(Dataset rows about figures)
···
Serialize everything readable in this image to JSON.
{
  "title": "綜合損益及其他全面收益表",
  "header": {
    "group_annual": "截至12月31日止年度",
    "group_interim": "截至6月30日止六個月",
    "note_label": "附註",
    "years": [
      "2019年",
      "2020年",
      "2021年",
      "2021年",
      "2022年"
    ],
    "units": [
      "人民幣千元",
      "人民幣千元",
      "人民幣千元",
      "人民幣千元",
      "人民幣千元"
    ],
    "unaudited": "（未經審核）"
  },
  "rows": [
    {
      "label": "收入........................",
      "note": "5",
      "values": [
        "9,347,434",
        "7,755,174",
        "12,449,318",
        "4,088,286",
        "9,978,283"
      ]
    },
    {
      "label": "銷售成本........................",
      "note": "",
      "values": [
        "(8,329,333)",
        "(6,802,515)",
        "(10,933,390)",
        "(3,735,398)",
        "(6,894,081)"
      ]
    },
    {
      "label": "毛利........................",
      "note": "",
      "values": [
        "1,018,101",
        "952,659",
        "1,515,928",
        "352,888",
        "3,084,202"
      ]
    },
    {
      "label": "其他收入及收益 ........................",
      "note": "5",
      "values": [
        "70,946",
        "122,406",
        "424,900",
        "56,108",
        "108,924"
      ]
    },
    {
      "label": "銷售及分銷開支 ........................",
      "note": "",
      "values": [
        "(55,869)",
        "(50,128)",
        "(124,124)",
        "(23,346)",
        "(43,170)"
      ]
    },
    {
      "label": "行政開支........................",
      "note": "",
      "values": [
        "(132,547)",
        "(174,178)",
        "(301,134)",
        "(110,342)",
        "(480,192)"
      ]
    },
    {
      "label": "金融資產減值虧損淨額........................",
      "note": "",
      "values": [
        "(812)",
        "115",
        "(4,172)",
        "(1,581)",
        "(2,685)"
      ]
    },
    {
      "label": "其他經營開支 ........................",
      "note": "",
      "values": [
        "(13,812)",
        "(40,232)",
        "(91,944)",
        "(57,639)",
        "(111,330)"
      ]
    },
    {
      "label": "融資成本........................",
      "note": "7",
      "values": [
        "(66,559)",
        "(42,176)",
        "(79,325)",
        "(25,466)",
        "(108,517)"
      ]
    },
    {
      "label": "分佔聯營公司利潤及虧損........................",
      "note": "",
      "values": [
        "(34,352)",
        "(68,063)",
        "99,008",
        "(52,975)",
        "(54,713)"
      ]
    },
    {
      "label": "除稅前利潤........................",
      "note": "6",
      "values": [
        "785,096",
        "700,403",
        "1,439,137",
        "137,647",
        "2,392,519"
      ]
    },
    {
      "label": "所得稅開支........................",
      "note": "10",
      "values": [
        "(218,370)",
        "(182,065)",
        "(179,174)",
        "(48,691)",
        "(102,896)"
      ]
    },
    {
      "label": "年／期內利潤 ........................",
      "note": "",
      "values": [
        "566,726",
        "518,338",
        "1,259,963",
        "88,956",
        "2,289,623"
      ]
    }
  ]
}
···
### STATED TASK
Restate every record exactly, leaving nothing out.

### FULL RESPONSE
Serialize everything readable in this image to JSON.
{
  "title": "綜合損益及其他全面收益表",
  "header": {
    "group_annual": "截至12月31日止年度",
    "group_interim": "截至6月30日止六個月",
    "note_label": "附註",
    "years": [
      "2019年",
      "2020年",
      "2021年",
      "2021年",
      "2022年"
    ],
    "units": [
      "人民幣千元",
      "人民幣千元",
      "人民幣千元",
      "人民幣千元",
      "人民幣千元"
    ],
    "unaudited": "（未經審核）"
  },
  "rows": [
    {
      "label": "收入........................",
      "note": "5",
      "values": [
        "9,347,434",
        "7,755,174",
        "12,449,318",
        "4,088,286",
        "9,978,283"
      ]
    },
    {
      "label": "銷售成本........................",
      "note": "",
      "values": [
        "(8,329,333)",
        "(6,802,515)",
        "(10,933,390)",
        "(3,735,398)",
        "(6,894,081)"
      ]
    },
    {
      "label": "毛利........................",
      "note": "",
      "values": [
        "1,018,101",
        "952,659",
        "1,515,928",
        "352,888",
        "3,084,202"
      ]
    },
    {
      "label": "其他收入及收益 ........................",
      "note": "5",
      "values": [
        "70,946",
        "122,406",
        "424,900",
        "56,108",
        "108,924"
      ]
    },
    {
      "label": "銷售及分銷開支 ........................",
      "note": "",
      "values": [
        "(55,869)",
        "(50,128)",
        "(124,124)",
        "(23,346)",
        "(43,170)"
      ]
    },
    {
      "label": "行政開支........................",
      "note": "",
      "values": [
        "(132,547)",
        "(174,178)",
        "(301,134)",
        "(110,342)",
        "(480,192)"
      ]
    },
    {
      "label": "金融資產減值虧損淨額........................",
      "note": "",
      "values": [
        "(812)",
        "115",
        "(4,172)",
        "(1,581)",
        "(2,685)"
      ]
    },
    {
      "label": "其他經營開支 ........................",
      "note": "",
      "values": [
        "(13,812)",
        "(40,232)",
        "(91,944)",
        "(57,639)",
        "(111,330)"
      ]
    },
    {
      "label": "融資成本........................",
      "note": "7",
      "values": [
        "(66,559)",
        "(42,176)",
        "(79,325)",
        "(25,466)",
        "(108,517)"
      ]
    },
    {
      "label": "分佔聯營公司利潤及虧損........................",
      "note": "",
      "values": [
        "(34,352)",
        "(68,063)",
        "99,008",
        "(52,975)",
        "(54,713)"
      ]
    },
    {
      "label": "除稅前利潤........................",
      "note": "6",
      "values": [
        "785,096",
        "700,403",
        "1,439,137",
        "137,647",
        "2,392,519"
      ]
    },
    {
      "label": "所得稅開支........................",
      "note": "10",
      "values": [
        "(218,370)",
        "(182,065)",
        "(179,174)",
        "(48,691)",
        "(102,896)"
      ]
    },
    {
      "label": "年／期內利潤 ........................",
      "note": "",
      "values": [
        "566,726",
        "518,338",
        "1,259,963",
        "88,956",
        "2,289,623"
      ]
    }
  ]
}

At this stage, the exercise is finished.